◆ Task objective ◆
Scan the material for the word "Steyr", and copy each line where it shows up.

____

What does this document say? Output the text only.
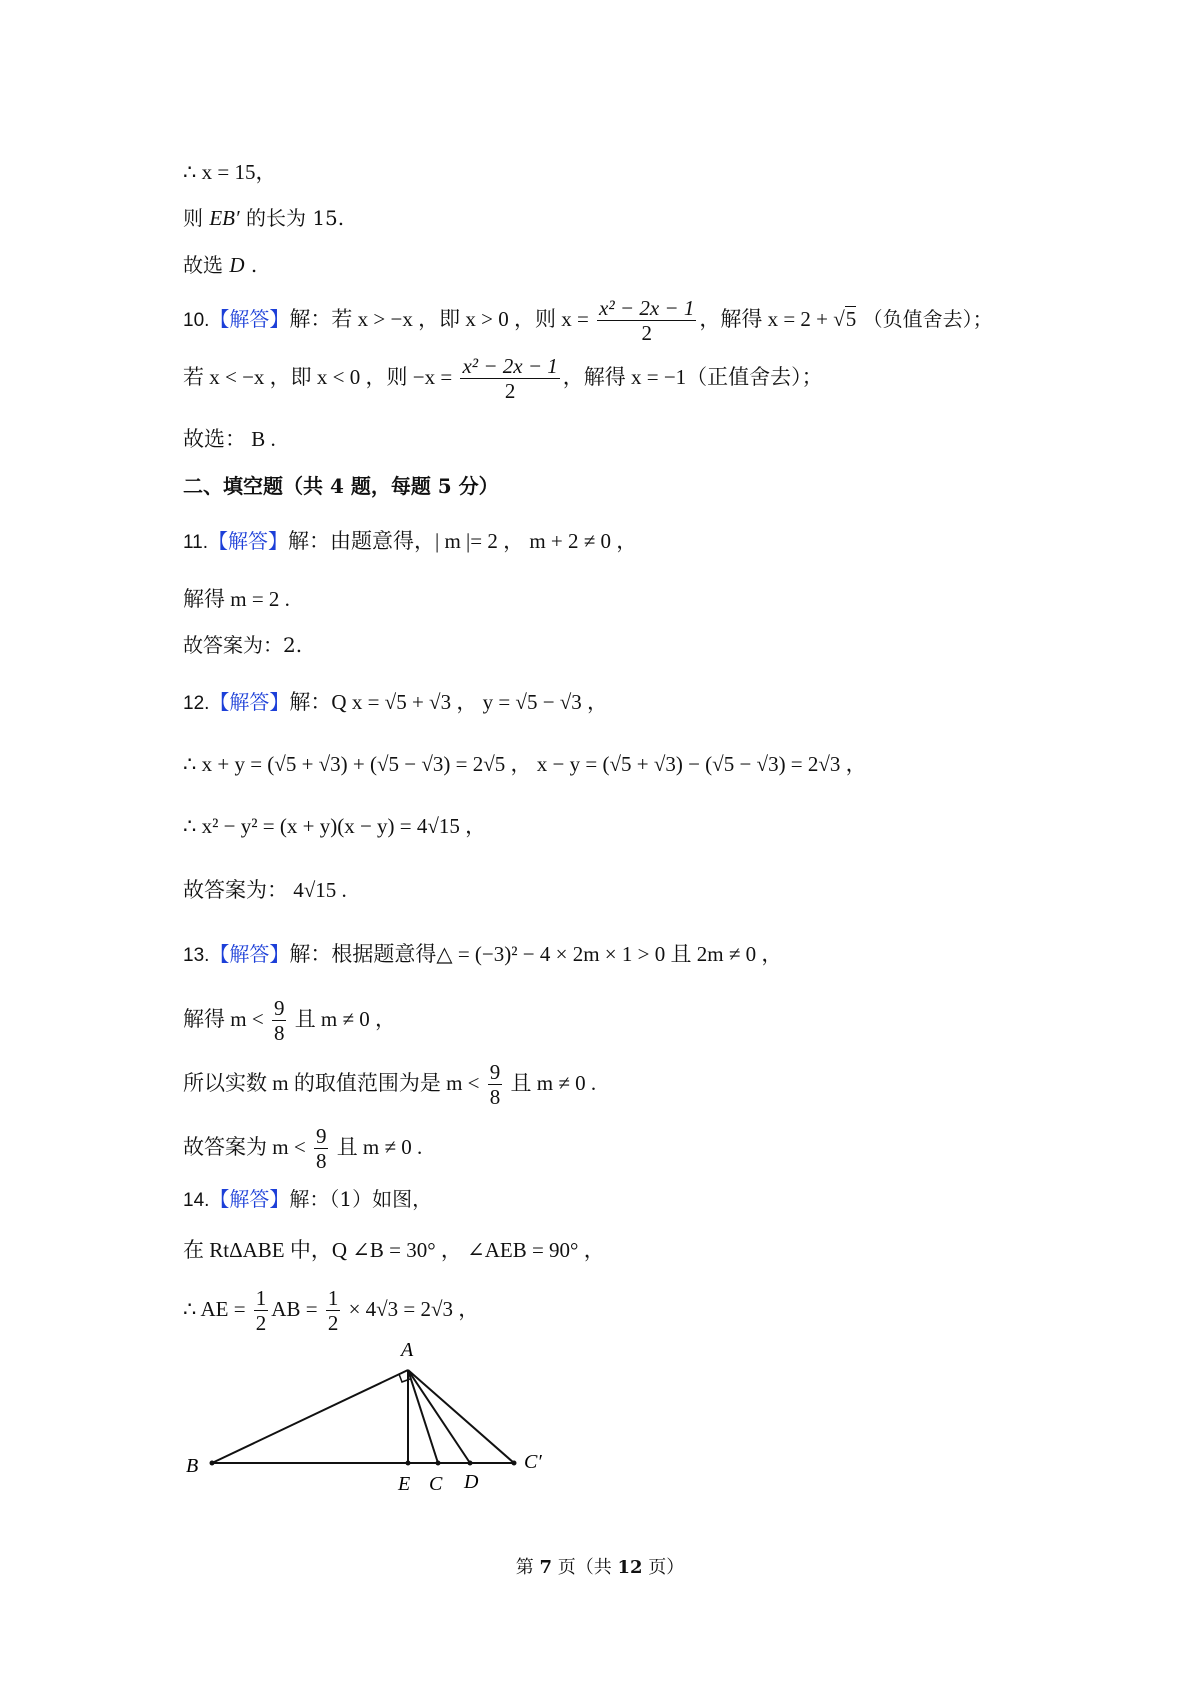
∴ x = 15，
则 EB′ 的长为 15.
故选 D .
10.【解答】解：若 x > −x ，即 x > 0 ，则 $x = \frac{\text{x² − 2x − 1}}{2}$ ，解得 x = 2 + √5 （负值舍去）；
若 x < −x ，即 x < 0 ，则 $-x = \frac{\text{x² − 2x − 1}}{2}$ ，解得 x = −1（正值舍去）；
故选： B .
二、填空题（共 4 题，每题 5 分）
11.【解答】解：由题意得，| m |= 2 ， m + 2 ≠ 0 ，
解得 m = 2 .
故答案为：2.
12.【解答】解：Q x = √5 + √3 ， y = √5 − √3 ，
∴ x + y = (√5 + √3) + (√5 − √3) = 2√5 ， x − y = (√5 + √3) − (√5 − √3) = 2√3 ，
∴ x² − y² = (x + y)(x − y) = 4√15 ，
故答案为： 4√15 .
13.【解答】解：根据题意得△ = (−3)² − 4 × 2m × 1 > 0 且 2m ≠ 0 ，
解得 $m < \frac{9}{8}$ 且 m ≠ 0 ，
所以实数 m 的取值范围为是 $m < \frac{9}{8}$ 且 m ≠ 0 .
故答案为 $m < \frac{9}{8}$ 且 m ≠ 0 .
14.【解答】解：（1）如图，
在 RtΔABE 中，Q ∠B = 30° ， ∠AEB = 90° ，
∴ AE = $\frac{1}{2}$ AB = $\frac{1}{2} \times 4√3 = 2√3$ ，
A
B
E C D
C′
第 7 页（共 12 页）
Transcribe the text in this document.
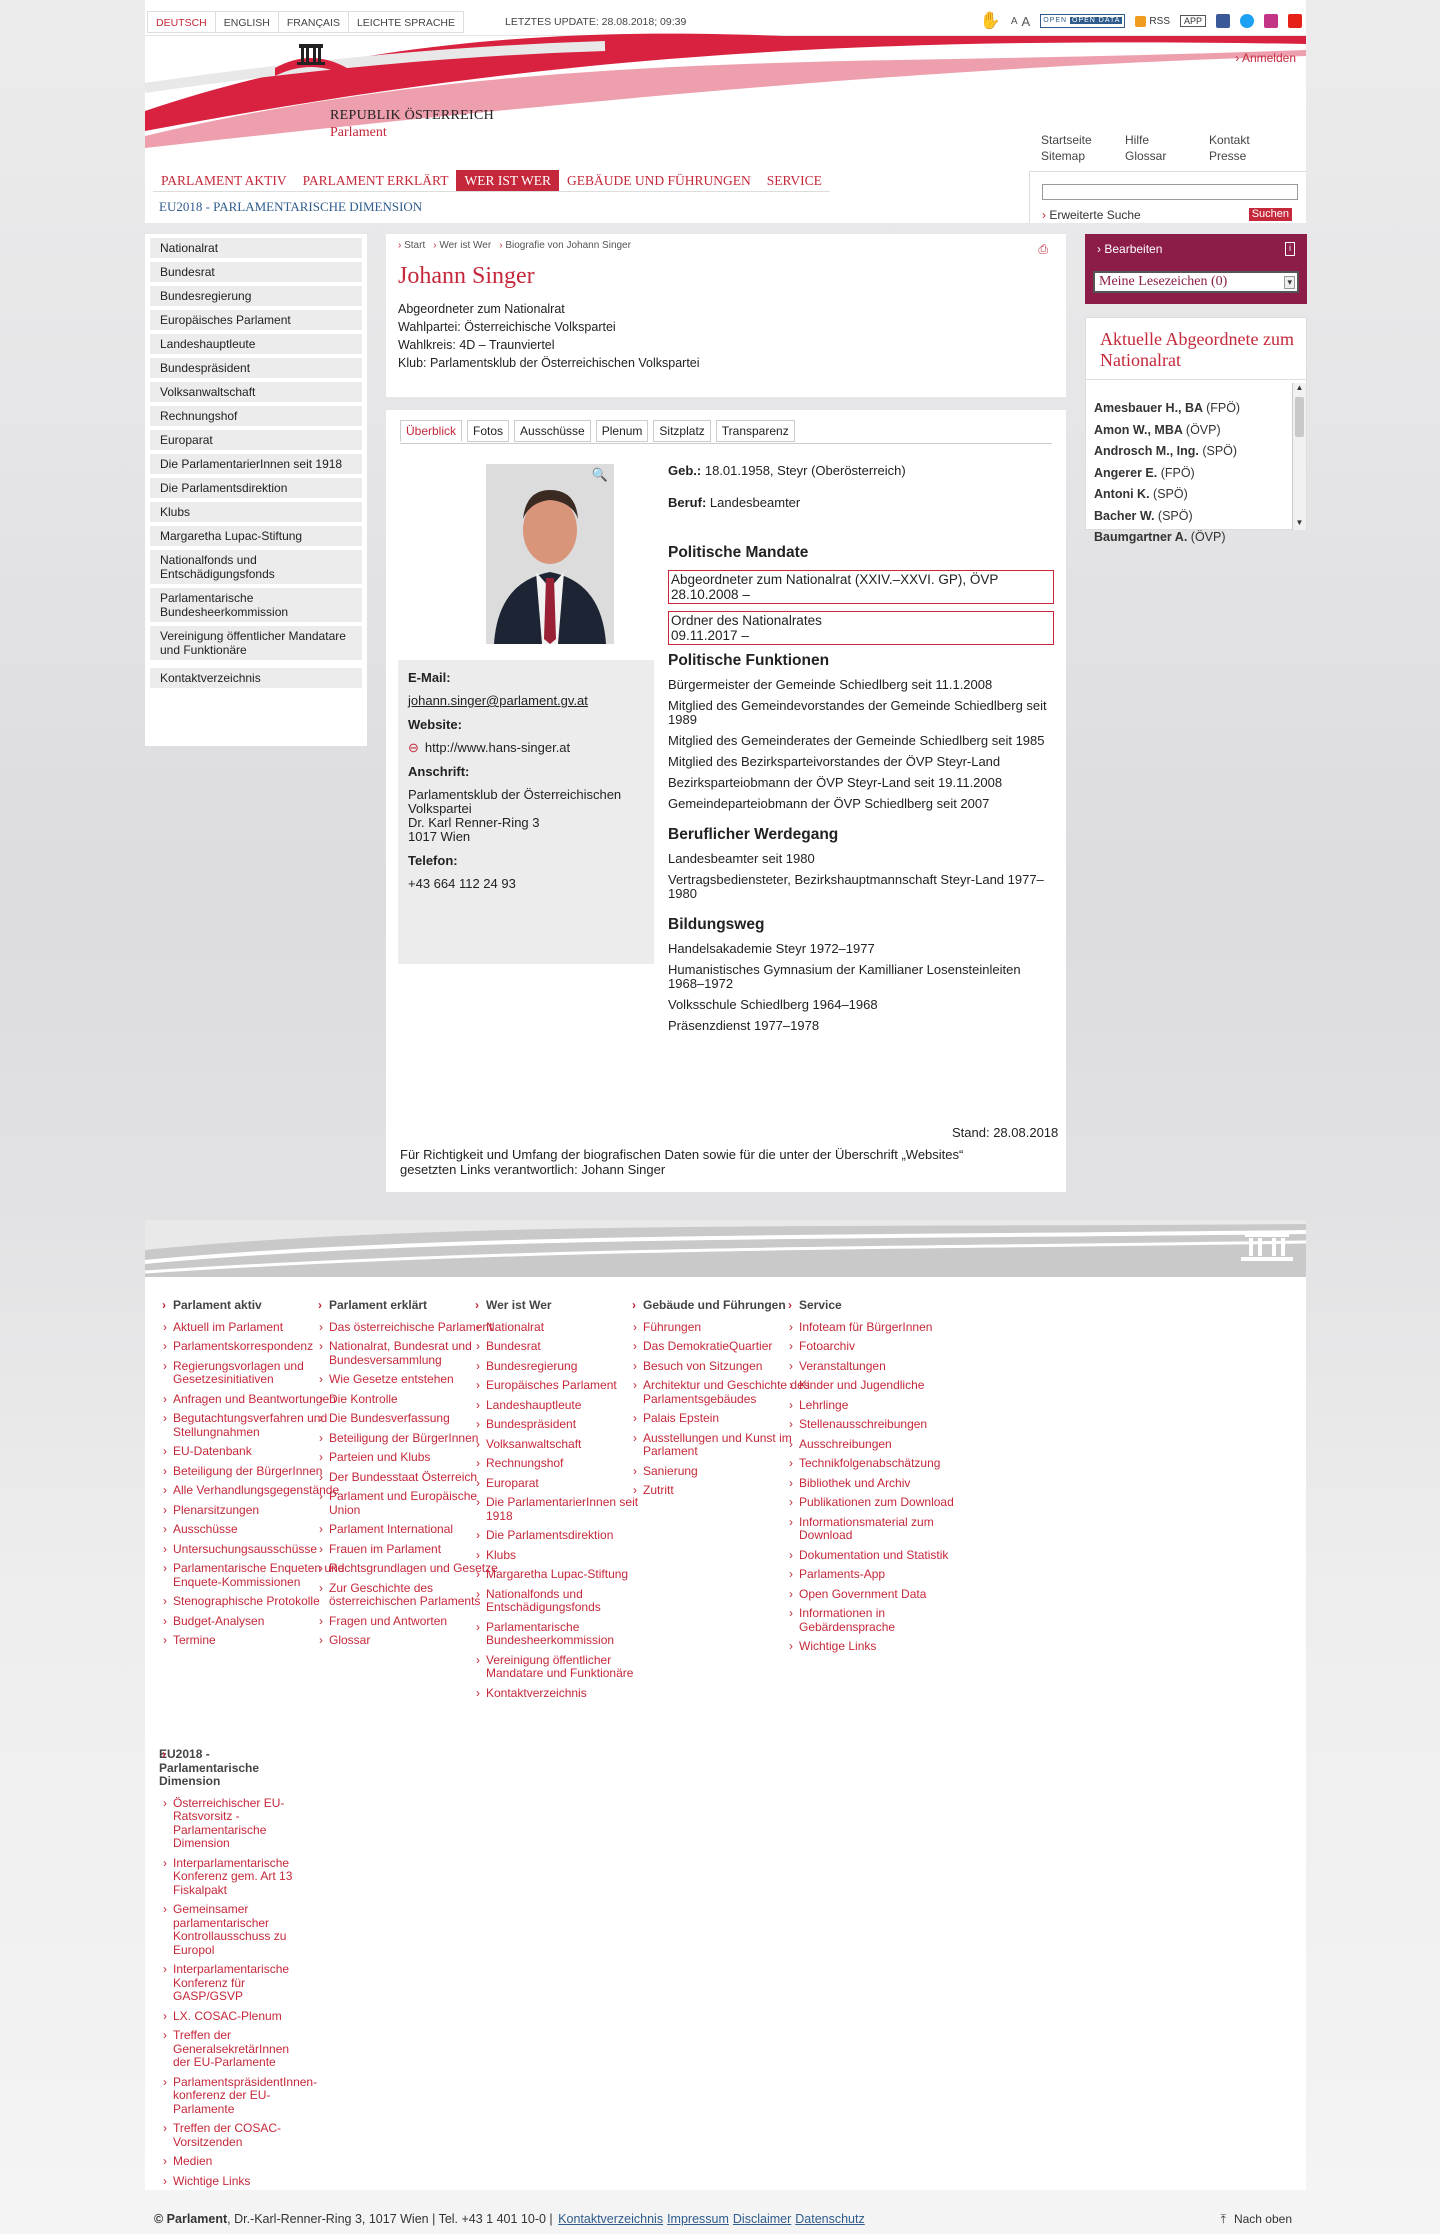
DEUTSCH	ENGLISH	FRANÇAIS	LEICHTE SPRACHE	LETZTES UPDATE: 28.08.2018; 09:39	✋ A A	OPEN OPEN DATA	RSS	APP
REPUBLIK ÖSTERREICH
Parlament
› Anmelden
Startseite	Hilfe	Kontakt
Sitemap	Glossar	Presse
PARLAMENT AKTIV	PARLAMENT ERKLÄRT	WER IST WER	GEBÄUDE UND FÜHRUNGEN	SERVICE
EU2018 - PARLAMENTARISCHE DIMENSION
› Erweiterte Suche	Suchen
Nationalrat
Bundesrat
Bundesregierung
Europäisches Parlament
Landeshauptleute
Bundespräsident
Volksanwaltschaft
Rechnungshof
Europarat
Die ParlamentarierInnen seit 1918
Die Parlamentsdirektion
Klubs
Margaretha Lupac-Stiftung
Nationalfonds und Entschädigungsfonds
Parlamentarische Bundesheerkommission
Vereinigung öffentlicher Mandatare und Funktionäre
Kontaktverzeichnis
› Start › Wer ist Wer › Biografie von Johann Singer	⎙
Johann Singer
Abgeordneter zum Nationalrat
Wahlpartei: Österreichische Volkspartei
Wahlkreis: 4D – Traunviertel
Klub: Parlamentsklub der Österreichischen Volkspartei
Überblick	Fotos	Ausschüsse	Plenum	Sitzplatz	Transparenz
🔍
E-Mail:
johann.singer@parlament.gv.at
Website:
⊖ http://www.hans-singer.at
Anschrift:
Parlamentsklub der Österreichischen
Volkspartei
Dr. Karl Renner-Ring 3
1017 Wien
Telefon:
+43 664 112 24 93
Geb.: 18.01.1958, Steyr (Oberösterreich)
Beruf: Landesbeamter
Politische Mandate
Abgeordneter zum Nationalrat (XXIV.–XXVI. GP), ÖVP
28.10.2008 –
Ordner des Nationalrates
09.11.2017 –
Politische Funktionen
Bürgermeister der Gemeinde Schiedlberg seit 11.1.2008
Mitglied des Gemeindevorstandes der Gemeinde Schiedlberg seit 1989
Mitglied des Gemeinderates der Gemeinde Schiedlberg seit 1985
Mitglied des Bezirksparteivorstandes der ÖVP Steyr-Land
Bezirksparteiobmann der ÖVP Steyr-Land seit 19.11.2008
Gemeindeparteiobmann der ÖVP Schiedlberg seit 2007
Beruflicher Werdegang
Landesbeamter seit 1980
Vertragsbediensteter, Bezirkshauptmannschaft Steyr-Land 1977–1980
Bildungsweg
Handelsakademie Steyr 1972–1977
Humanistisches Gymnasium der Kamillianer Losensteinleiten 1968–1972
Volksschule Schiedlberg 1964–1968
Präsenzdienst 1977–1978
Stand: 28.08.2018
Für Richtigkeit und Umfang der biografischen Daten sowie für die unter der Überschrift „Websites“ gesetzten Links verantwortlich: Johann Singer
› Bearbeiten	i
Meine Lesezeichen (0)	▾
Aktuelle Abgeordnete zum Nationalrat
Amesbauer H., BA (FPÖ)
Amon W., MBA (ÖVP)
Androsch M., Ing. (SPÖ)
Angerer E. (FPÖ)
Antoni K. (SPÖ)
Bacher W. (SPÖ)
Baumgartner A. (ÖVP)
▲
▼
› Parlament aktiv
› Aktuell im Parlament
› Parlamentskorrespondenz
› Regierungsvorlagen und Gesetzesinitiativen
› Anfragen und Beantwortungen
› Begutachtungsverfahren und Stellungnahmen
› EU-Datenbank
› Beteiligung der BürgerInnen
› Alle Verhandlungsgegenstände
› Plenarsitzungen
› Ausschüsse
› Untersuchungsausschüsse
› Parlamentarische Enqueten und Enquete-Kommissionen
› Stenographische Protokolle
› Budget-Analysen
› Termine
› Parlament erklärt
› Das österreichische Parlament
› Nationalrat, Bundesrat und Bundesversammlung
› Wie Gesetze entstehen
› Die Kontrolle
› Die Bundesverfassung
› Beteiligung der BürgerInnen
› Parteien und Klubs
› Der Bundesstaat Österreich
› Parlament und Europäische Union
› Parlament International
› Frauen im Parlament
› Rechtsgrundlagen und Gesetze
› Zur Geschichte des österreichischen Parlaments
› Fragen und Antworten
› Glossar
› Wer ist Wer
› Nationalrat
› Bundesrat
› Bundesregierung
› Europäisches Parlament
› Landeshauptleute
› Bundespräsident
› Volksanwaltschaft
› Rechnungshof
› Europarat
› Die ParlamentarierInnen seit 1918
› Die Parlamentsdirektion
› Klubs
› Margaretha Lupac-Stiftung
› Nationalfonds und Entschädigungsfonds
› Parlamentarische Bundesheerkommission
› Vereinigung öffentlicher Mandatare und Funktionäre
› Kontaktverzeichnis
› Gebäude und Führungen
› Führungen
› Das DemokratieQuartier
› Besuch von Sitzungen
› Architektur und Geschichte des Parlamentsgebäudes
› Palais Epstein
› Ausstellungen und Kunst im Parlament
› Sanierung
› Zutritt
› Service
› Infoteam für BürgerInnen
› Fotoarchiv
› Veranstaltungen
› Kinder und Jugendliche
› Lehrlinge
› Stellenausschreibungen
› Ausschreibungen
› Technikfolgenabschätzung
› Bibliothek und Archiv
› Publikationen zum Download
› Informationsmaterial zum Download
› Dokumentation und Statistik
› Parlaments-App
› Open Government Data
› Informationen in Gebärdensprache
› Wichtige Links
› EU2018 - Parlamentarische Dimension
› Österreichischer EU-Ratsvorsitz - Parlamentarische Dimension
› Interparlamentarische Konferenz gem. Art 13 Fiskalpakt
› Gemeinsamer parlamentarischer Kontrollausschuss zu Europol
› Interparlamentarische Konferenz für GASP/GSVP
› LX. COSAC-Plenum
› Treffen der GeneralsekretärInnen der EU-Parlamente
› ParlamentspräsidentInnen-konferenz der EU-Parlamente
› Treffen der COSAC-Vorsitzenden
› Medien
› Wichtige Links
© Parlament, Dr.-Karl-Renner-Ring 3, 1017 Wien | Tel. +43 1 401 10-0 | Kontaktverzeichnis Impressum Disclaimer Datenschutz	⤒ Nach oben
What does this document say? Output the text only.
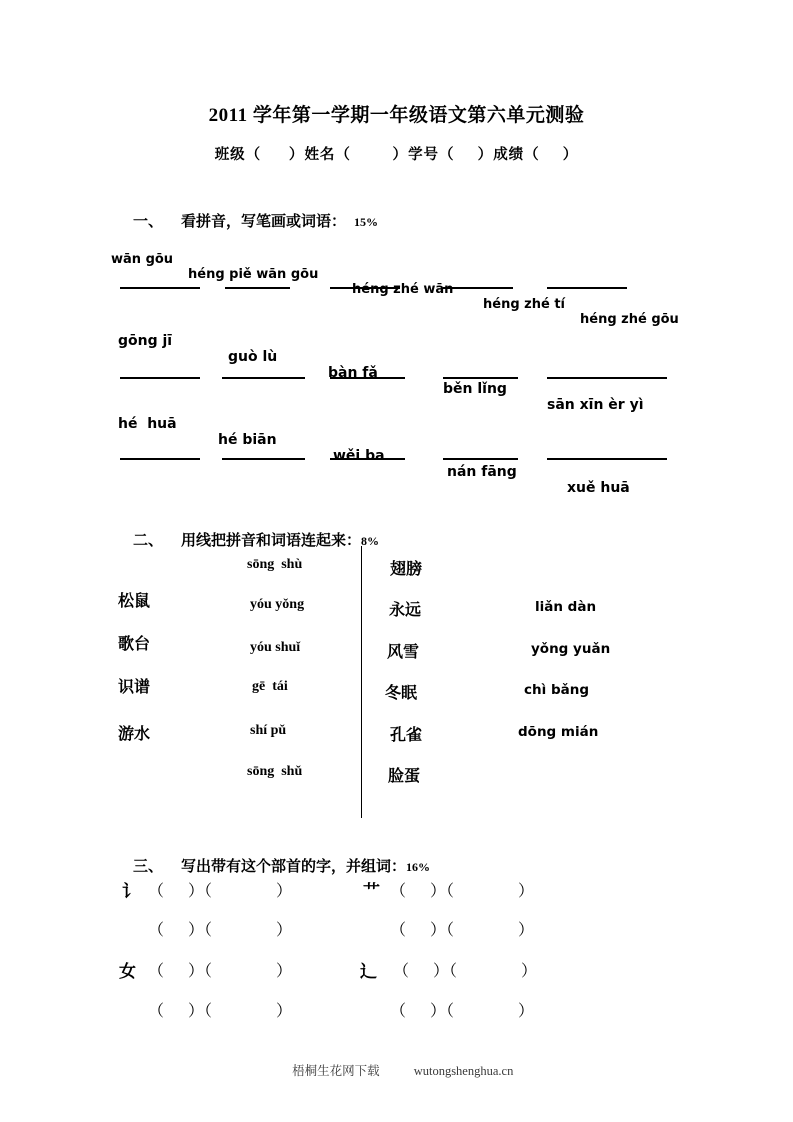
2011 学年第一学期一年级语文第六单元测验
班级（      ）姓名（         ）学号（     ）成绩（     ）

一、 看拼音，写笔画或词语： 15%

wān gōu

héng piě wān gōu

héng zhé wān

héng zhé tí

héng zhé gōu

gōng jī

guò lù

bàn fǎ

běn lǐng

sān xīn èr yì

hé  huā

hé biān

wěi ba

nán fāng

xuě huā

二、 用线把拼音和词语连起来：8%

松鼠
歌台
识谱
游水
sōng  shù
yóu yǒng
yóu shuǐ
gē  tái
shí pǔ
sōng  shǔ
翅膀
永远
风雪
冬眠
孔雀
脸蛋
liǎn dàn
yǒng yuǎn
chì bǎng
dōng mián

三、 写出带有这个部首的字，并组词：16%

讠 （      ）（                ）	艹 （      ）（                ）
（      ）（                ）	（      ）（                ）
女 （      ）（                ）	辶 （      ）（                ）
（      ）（                ）	（      ）（                ）

梧桐生花网下载	wutongshenghua.cn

____

◆ Full output ◆
Geb.: 18.01.1958, Steyr (Oberösterreich)
Mitglied des Bezirksparteivorstandes der ÖVP Steyr-Land
Bezirksparteiobmann der ÖVP Steyr-Land seit 19.11.2008
Vertragsbediensteter, Bezirkshauptmannschaft Steyr-Land 1977–1980
Handelsakademie Steyr 1972–1977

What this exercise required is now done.